:: Written instruction ::
Exclude the pictures; give every entry again exactly as written.

:: Supplied records ::
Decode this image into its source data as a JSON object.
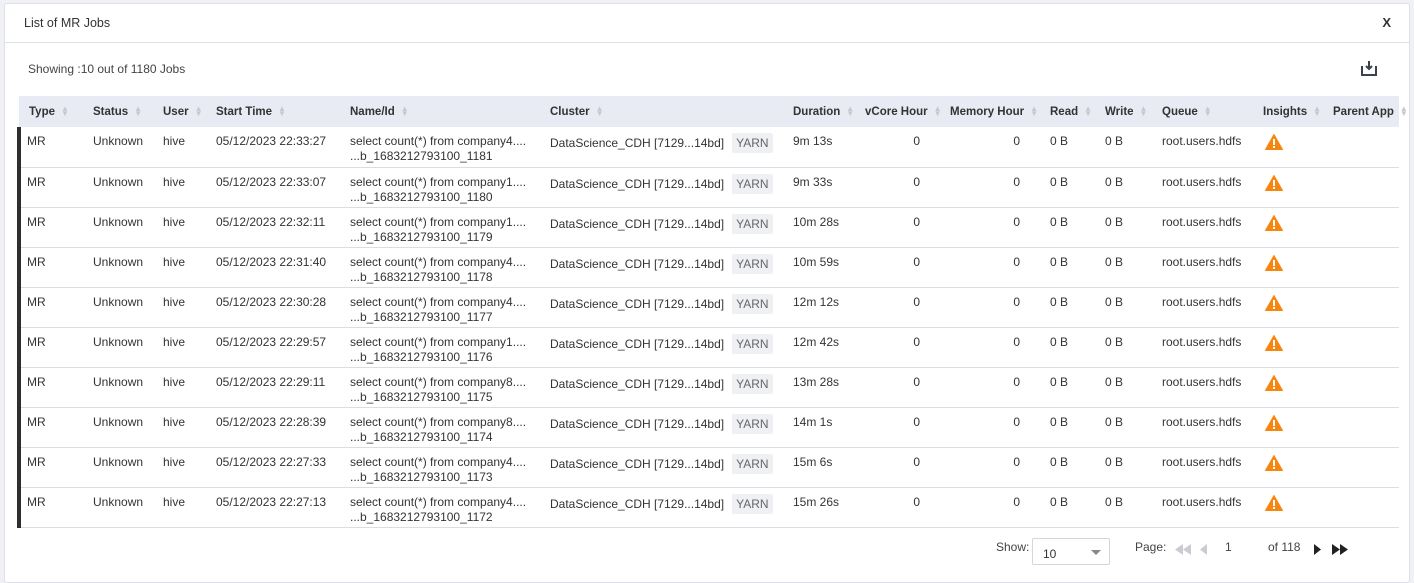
{
  "title": "List of MR Jobs",
  "close_label": "X",
  "showing": "Showing :10 out of 1180 Jobs",
  "columns": [
    "Type",
    "Status",
    "User",
    "Start Time",
    "Name/Id",
    "Cluster",
    "Duration",
    "vCore Hour",
    "Memory Hour",
    "Read",
    "Write",
    "Queue",
    "Insights",
    "Parent App"
  ],
  "rows": [
    {
      "type": "MR",
      "status": "Unknown",
      "user": "hive",
      "start": "05/12/2023 22:33:27",
      "name": "select count(*) from company4....",
      "id": "...b_1683212793100_1181",
      "cluster": "DataScience_CDH [7129...14bd]",
      "badge": "YARN",
      "duration": "9m 13s",
      "vcore": "0",
      "memory": "0",
      "read": "0 B",
      "write": "0 B",
      "queue": "root.users.hdfs",
      "insight": "warning-icon"
    },
    {
      "type": "MR",
      "status": "Unknown",
      "user": "hive",
      "start": "05/12/2023 22:33:07",
      "name": "select count(*) from company1....",
      "id": "...b_1683212793100_1180",
      "cluster": "DataScience_CDH [7129...14bd]",
      "badge": "YARN",
      "duration": "9m 33s",
      "vcore": "0",
      "memory": "0",
      "read": "0 B",
      "write": "0 B",
      "queue": "root.users.hdfs",
      "insight": "warning-icon"
    },
    {
      "type": "MR",
      "status": "Unknown",
      "user": "hive",
      "start": "05/12/2023 22:32:11",
      "name": "select count(*) from company1....",
      "id": "...b_1683212793100_1179",
      "cluster": "DataScience_CDH [7129...14bd]",
      "badge": "YARN",
      "duration": "10m 28s",
      "vcore": "0",
      "memory": "0",
      "read": "0 B",
      "write": "0 B",
      "queue": "root.users.hdfs",
      "insight": "warning-icon"
    },
    {
      "type": "MR",
      "status": "Unknown",
      "user": "hive",
      "start": "05/12/2023 22:31:40",
      "name": "select count(*) from company4....",
      "id": "...b_1683212793100_1178",
      "cluster": "DataScience_CDH [7129...14bd]",
      "badge": "YARN",
      "duration": "10m 59s",
      "vcore": "0",
      "memory": "0",
      "read": "0 B",
      "write": "0 B",
      "queue": "root.users.hdfs",
      "insight": "warning-icon"
    },
    {
      "type": "MR",
      "status": "Unknown",
      "user": "hive",
      "start": "05/12/2023 22:30:28",
      "name": "select count(*) from company4....",
      "id": "...b_1683212793100_1177",
      "cluster": "DataScience_CDH [7129...14bd]",
      "badge": "YARN",
      "duration": "12m 12s",
      "vcore": "0",
      "memory": "0",
      "read": "0 B",
      "write": "0 B",
      "queue": "root.users.hdfs",
      "insight": "warning-icon"
    },
    {
      "type": "MR",
      "status": "Unknown",
      "user": "hive",
      "start": "05/12/2023 22:29:57",
      "name": "select count(*) from company1....",
      "id": "...b_1683212793100_1176",
      "cluster": "DataScience_CDH [7129...14bd]",
      "badge": "YARN",
      "duration": "12m 42s",
      "vcore": "0",
      "memory": "0",
      "read": "0 B",
      "write": "0 B",
      "queue": "root.users.hdfs",
      "insight": "warning-icon"
    },
    {
      "type": "MR",
      "status": "Unknown",
      "user": "hive",
      "start": "05/12/2023 22:29:11",
      "name": "select count(*) from company8....",
      "id": "...b_1683212793100_1175",
      "cluster": "DataScience_CDH [7129...14bd]",
      "badge": "YARN",
      "duration": "13m 28s",
      "vcore": "0",
      "memory": "0",
      "read": "0 B",
      "write": "0 B",
      "queue": "root.users.hdfs",
      "insight": "warning-icon"
    },
    {
      "type": "MR",
      "status": "Unknown",
      "user": "hive",
      "start": "05/12/2023 22:28:39",
      "name": "select count(*) from company8....",
      "id": "...b_1683212793100_1174",
      "cluster": "DataScience_CDH [7129...14bd]",
      "badge": "YARN",
      "duration": "14m 1s",
      "vcore": "0",
      "memory": "0",
      "read": "0 B",
      "write": "0 B",
      "queue": "root.users.hdfs",
      "insight": "warning-icon"
    },
    {
      "type": "MR",
      "status": "Unknown",
      "user": "hive",
      "start": "05/12/2023 22:27:33",
      "name": "select count(*) from company4....",
      "id": "...b_1683212793100_1173",
      "cluster": "DataScience_CDH [7129...14bd]",
      "badge": "YARN",
      "duration": "15m 6s",
      "vcore": "0",
      "memory": "0",
      "read": "0 B",
      "write": "0 B",
      "queue": "root.users.hdfs",
      "insight": "warning-icon"
    },
    {
      "type": "MR",
      "status": "Unknown",
      "user": "hive",
      "start": "05/12/2023 22:27:13",
      "name": "select count(*) from company4....",
      "id": "...b_1683212793100_1172",
      "cluster": "DataScience_CDH [7129...14bd]",
      "badge": "YARN",
      "duration": "15m 26s",
      "vcore": "0",
      "memory": "0",
      "read": "0 B",
      "write": "0 B",
      "queue": "root.users.hdfs",
      "insight": "warning-icon"
    }
  ],
  "footer": {
    "show_label": "Show:",
    "page_size": "10",
    "page_label": "Page:",
    "page": "1",
    "of_pages": "of 118"
  },
  "colors": {
    "warning": "#f7860f",
    "row_marker": "#2e2e2e",
    "header_bg": "#e8ebf3"
  }
}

:: Answer ::
Decode this image into its source data as a JSON object.
{
  "title": "List of MR Jobs",
  "close_label": "X",
  "showing": "Showing :10 out of 1180 Jobs",
  "columns": [
    "Type",
    "Status",
    "User",
    "Start Time",
    "Name/Id",
    "Cluster",
    "Duration",
    "vCore Hour",
    "Memory Hour",
    "Read",
    "Write",
    "Queue",
    "Insights",
    "Parent App"
  ],
  "rows": [
    {
      "type": "MR",
      "status": "Unknown",
      "user": "hive",
      "start": "05/12/2023 22:33:27",
      "name": "select count(*) from company4....",
      "id": "...b_1683212793100_1181",
      "cluster": "DataScience_CDH [7129...14bd]",
      "badge": "YARN",
      "duration": "9m 13s",
      "vcore": "0",
      "memory": "0",
      "read": "0 B",
      "write": "0 B",
      "queue": "root.users.hdfs",
      "insight": "warning-icon"
    },
    {
      "type": "MR",
      "status": "Unknown",
      "user": "hive",
      "start": "05/12/2023 22:33:07",
      "name": "select count(*) from company1....",
      "id": "...b_1683212793100_1180",
      "cluster": "DataScience_CDH [7129...14bd]",
      "badge": "YARN",
      "duration": "9m 33s",
      "vcore": "0",
      "memory": "0",
      "read": "0 B",
      "write": "0 B",
      "queue": "root.users.hdfs",
      "insight": "warning-icon"
    },
    {
      "type": "MR",
      "status": "Unknown",
      "user": "hive",
      "start": "05/12/2023 22:32:11",
      "name": "select count(*) from company1....",
      "id": "...b_1683212793100_1179",
      "cluster": "DataScience_CDH [7129...14bd]",
      "badge": "YARN",
      "duration": "10m 28s",
      "vcore": "0",
      "memory": "0",
      "read": "0 B",
      "write": "0 B",
      "queue": "root.users.hdfs",
      "insight": "warning-icon"
    },
    {
      "type": "MR",
      "status": "Unknown",
      "user": "hive",
      "start": "05/12/2023 22:31:40",
      "name": "select count(*) from company4....",
      "id": "...b_1683212793100_1178",
      "cluster": "DataScience_CDH [7129...14bd]",
      "badge": "YARN",
      "duration": "10m 59s",
      "vcore": "0",
      "memory": "0",
      "read": "0 B",
      "write": "0 B",
      "queue": "root.users.hdfs",
      "insight": "warning-icon"
    },
    {
      "type": "MR",
      "status": "Unknown",
      "user": "hive",
      "start": "05/12/2023 22:30:28",
      "name": "select count(*) from company4....",
      "id": "...b_1683212793100_1177",
      "cluster": "DataScience_CDH [7129...14bd]",
      "badge": "YARN",
      "duration": "12m 12s",
      "vcore": "0",
      "memory": "0",
      "read": "0 B",
      "write": "0 B",
      "queue": "root.users.hdfs",
      "insight": "warning-icon"
    },
    {
      "type": "MR",
      "status": "Unknown",
      "user": "hive",
      "start": "05/12/2023 22:29:57",
      "name": "select count(*) from company1....",
      "id": "...b_1683212793100_1176",
      "cluster": "DataScience_CDH [7129...14bd]",
      "badge": "YARN",
      "duration": "12m 42s",
      "vcore": "0",
      "memory": "0",
      "read": "0 B",
      "write": "0 B",
      "queue": "root.users.hdfs",
      "insight": "warning-icon"
    },
    {
      "type": "MR",
      "status": "Unknown",
      "user": "hive",
      "start": "05/12/2023 22:29:11",
      "name": "select count(*) from company8....",
      "id": "...b_1683212793100_1175",
      "cluster": "DataScience_CDH [7129...14bd]",
      "badge": "YARN",
      "duration": "13m 28s",
      "vcore": "0",
      "memory": "0",
      "read": "0 B",
      "write": "0 B",
      "queue": "root.users.hdfs",
      "insight": "warning-icon"
    },
    {
      "type": "MR",
      "status": "Unknown",
      "user": "hive",
      "start": "05/12/2023 22:28:39",
      "name": "select count(*) from company8....",
      "id": "...b_1683212793100_1174",
      "cluster": "DataScience_CDH [7129...14bd]",
      "badge": "YARN",
      "duration": "14m 1s",
      "vcore": "0",
      "memory": "0",
      "read": "0 B",
      "write": "0 B",
      "queue": "root.users.hdfs",
      "insight": "warning-icon"
    },
    {
      "type": "MR",
      "status": "Unknown",
      "user": "hive",
      "start": "05/12/2023 22:27:33",
      "name": "select count(*) from company4....",
      "id": "...b_1683212793100_1173",
      "cluster": "DataScience_CDH [7129...14bd]",
      "badge": "YARN",
      "duration": "15m 6s",
      "vcore": "0",
      "memory": "0",
      "read": "0 B",
      "write": "0 B",
      "queue": "root.users.hdfs",
      "insight": "warning-icon"
    },
    {
      "type": "MR",
      "status": "Unknown",
      "user": "hive",
      "start": "05/12/2023 22:27:13",
      "name": "select count(*) from company4....",
      "id": "...b_1683212793100_1172",
      "cluster": "DataScience_CDH [7129...14bd]",
      "badge": "YARN",
      "duration": "15m 26s",
      "vcore": "0",
      "memory": "0",
      "read": "0 B",
      "write": "0 B",
      "queue": "root.users.hdfs",
      "insight": "warning-icon"
    }
  ],
  "footer": {
    "show_label": "Show:",
    "page_size": "10",
    "page_label": "Page:",
    "page": "1",
    "of_pages": "of 118"
  },
  "colors": {
    "warning": "#f7860f",
    "row_marker": "#2e2e2e",
    "header_bg": "#e8ebf3"
  }
}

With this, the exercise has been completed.